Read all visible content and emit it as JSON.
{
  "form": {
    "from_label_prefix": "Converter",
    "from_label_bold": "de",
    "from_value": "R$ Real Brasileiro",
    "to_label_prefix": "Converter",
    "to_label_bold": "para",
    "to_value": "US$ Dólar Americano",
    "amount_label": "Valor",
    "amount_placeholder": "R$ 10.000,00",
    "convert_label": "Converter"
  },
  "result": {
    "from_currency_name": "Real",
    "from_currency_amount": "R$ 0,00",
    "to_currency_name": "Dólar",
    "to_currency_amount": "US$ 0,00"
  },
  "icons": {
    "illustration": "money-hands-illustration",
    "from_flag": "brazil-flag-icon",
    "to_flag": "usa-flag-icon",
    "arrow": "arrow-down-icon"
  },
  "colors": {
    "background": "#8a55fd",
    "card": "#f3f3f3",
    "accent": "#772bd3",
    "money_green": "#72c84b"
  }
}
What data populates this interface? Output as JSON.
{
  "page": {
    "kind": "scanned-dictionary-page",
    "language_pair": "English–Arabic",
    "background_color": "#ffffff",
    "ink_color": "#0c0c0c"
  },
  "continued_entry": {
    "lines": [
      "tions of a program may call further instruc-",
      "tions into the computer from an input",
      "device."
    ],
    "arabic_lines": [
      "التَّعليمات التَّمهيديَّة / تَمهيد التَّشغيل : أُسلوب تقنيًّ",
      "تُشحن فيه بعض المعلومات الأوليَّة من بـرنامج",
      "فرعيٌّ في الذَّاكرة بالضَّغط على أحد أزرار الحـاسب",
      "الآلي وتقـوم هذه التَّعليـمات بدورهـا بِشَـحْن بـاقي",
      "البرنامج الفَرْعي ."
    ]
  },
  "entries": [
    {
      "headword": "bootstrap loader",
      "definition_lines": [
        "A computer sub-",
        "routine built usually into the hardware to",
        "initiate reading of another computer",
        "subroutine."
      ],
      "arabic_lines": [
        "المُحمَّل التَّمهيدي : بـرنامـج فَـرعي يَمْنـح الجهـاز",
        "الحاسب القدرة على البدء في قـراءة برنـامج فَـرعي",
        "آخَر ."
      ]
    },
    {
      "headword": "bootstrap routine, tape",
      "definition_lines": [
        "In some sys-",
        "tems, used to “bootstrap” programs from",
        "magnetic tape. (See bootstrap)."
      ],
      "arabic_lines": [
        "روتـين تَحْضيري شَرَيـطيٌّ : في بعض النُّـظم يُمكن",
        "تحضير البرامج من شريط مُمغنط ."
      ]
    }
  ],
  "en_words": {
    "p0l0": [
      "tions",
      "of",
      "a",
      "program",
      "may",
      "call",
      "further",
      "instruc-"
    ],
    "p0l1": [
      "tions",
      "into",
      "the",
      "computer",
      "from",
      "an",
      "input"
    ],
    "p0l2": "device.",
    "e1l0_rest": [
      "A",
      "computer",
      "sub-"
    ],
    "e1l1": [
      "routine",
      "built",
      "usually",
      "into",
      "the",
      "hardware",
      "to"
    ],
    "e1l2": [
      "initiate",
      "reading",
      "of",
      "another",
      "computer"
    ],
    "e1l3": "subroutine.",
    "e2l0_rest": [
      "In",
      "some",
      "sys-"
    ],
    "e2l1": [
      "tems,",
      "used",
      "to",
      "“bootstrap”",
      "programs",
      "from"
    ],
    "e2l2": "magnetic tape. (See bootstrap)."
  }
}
# # # # #
Here, the records must be output exactly and in full.

Read all visible content and emit it as JSON.
{
  "form": {
    "from_label_prefix": "Converter",
    "from_label_bold": "de",
    "from_value": "R$ Real Brasileiro",
    "to_label_prefix": "Converter",
    "to_label_bold": "para",
    "to_value": "US$ Dólar Americano",
    "amount_label": "Valor",
    "amount_placeholder": "R$ 10.000,00",
    "convert_label": "Converter"
  },
  "result": {
    "from_currency_name": "Real",
    "from_currency_amount": "R$ 0,00",
    "to_currency_name": "Dólar",
    "to_currency_amount": "US$ 0,00"
  },
  "icons": {
    "illustration": "money-hands-illustration",
    "from_flag": "brazil-flag-icon",
    "to_flag": "usa-flag-icon",
    "arrow": "arrow-down-icon"
  },
  "colors": {
    "background": "#8a55fd",
    "card": "#f3f3f3",
    "accent": "#772bd3",
    "money_green": "#72c84b"
  }
}
What data populates this interface? Output as JSON.
{
  "page": {
    "kind": "scanned-dictionary-page",
    "language_pair": "English–Arabic",
    "background_color": "#ffffff",
    "ink_color": "#0c0c0c"
  },
  "continued_entry": {
    "lines": [
      "tions of a program may call further instruc-",
      "tions into the computer from an input",
      "device."
    ],
    "arabic_lines": [
      "التَّعليمات التَّمهيديَّة / تَمهيد التَّشغيل : أُسلوب تقنيًّ",
      "تُشحن فيه بعض المعلومات الأوليَّة من بـرنامج",
      "فرعيٌّ في الذَّاكرة بالضَّغط على أحد أزرار الحـاسب",
      "الآلي وتقـوم هذه التَّعليـمات بدورهـا بِشَـحْن بـاقي",
      "البرنامج الفَرْعي ."
    ]
  },
  "entries": [
    {
      "headword": "bootstrap loader",
      "definition_lines": [
        "A computer sub-",
        "routine built usually into the hardware to",
        "initiate reading of another computer",
        "subroutine."
      ],
      "arabic_lines": [
        "المُحمَّل التَّمهيدي : بـرنامـج فَـرعي يَمْنـح الجهـاز",
        "الحاسب القدرة على البدء في قـراءة برنـامج فَـرعي",
        "آخَر ."
      ]
    },
    {
      "headword": "bootstrap routine, tape",
      "definition_lines": [
        "In some sys-",
        "tems, used to “bootstrap” programs from",
        "magnetic tape. (See bootstrap)."
      ],
      "arabic_lines": [
        "روتـين تَحْضيري شَرَيـطيٌّ : في بعض النُّـظم يُمكن",
        "تحضير البرامج من شريط مُمغنط ."
      ]
    }
  ],
  "en_words": {
    "p0l0": [
      "tions",
      "of",
      "a",
      "program",
      "may",
      "call",
      "further",
      "instruc-"
    ],
    "p0l1": [
      "tions",
      "into",
      "the",
      "computer",
      "from",
      "an",
      "input"
    ],
    "p0l2": "device.",
    "e1l0_rest": [
      "A",
      "computer",
      "sub-"
    ],
    "e1l1": [
      "routine",
      "built",
      "usually",
      "into",
      "the",
      "hardware",
      "to"
    ],
    "e1l2": [
      "initiate",
      "reading",
      "of",
      "another",
      "computer"
    ],
    "e1l3": "subroutine.",
    "e2l0_rest": [
      "In",
      "some",
      "sys-"
    ],
    "e2l1": [
      "tems,",
      "used",
      "to",
      "“bootstrap”",
      "programs",
      "from"
    ],
    "e2l2": "magnetic tape. (See bootstrap)."
  }
}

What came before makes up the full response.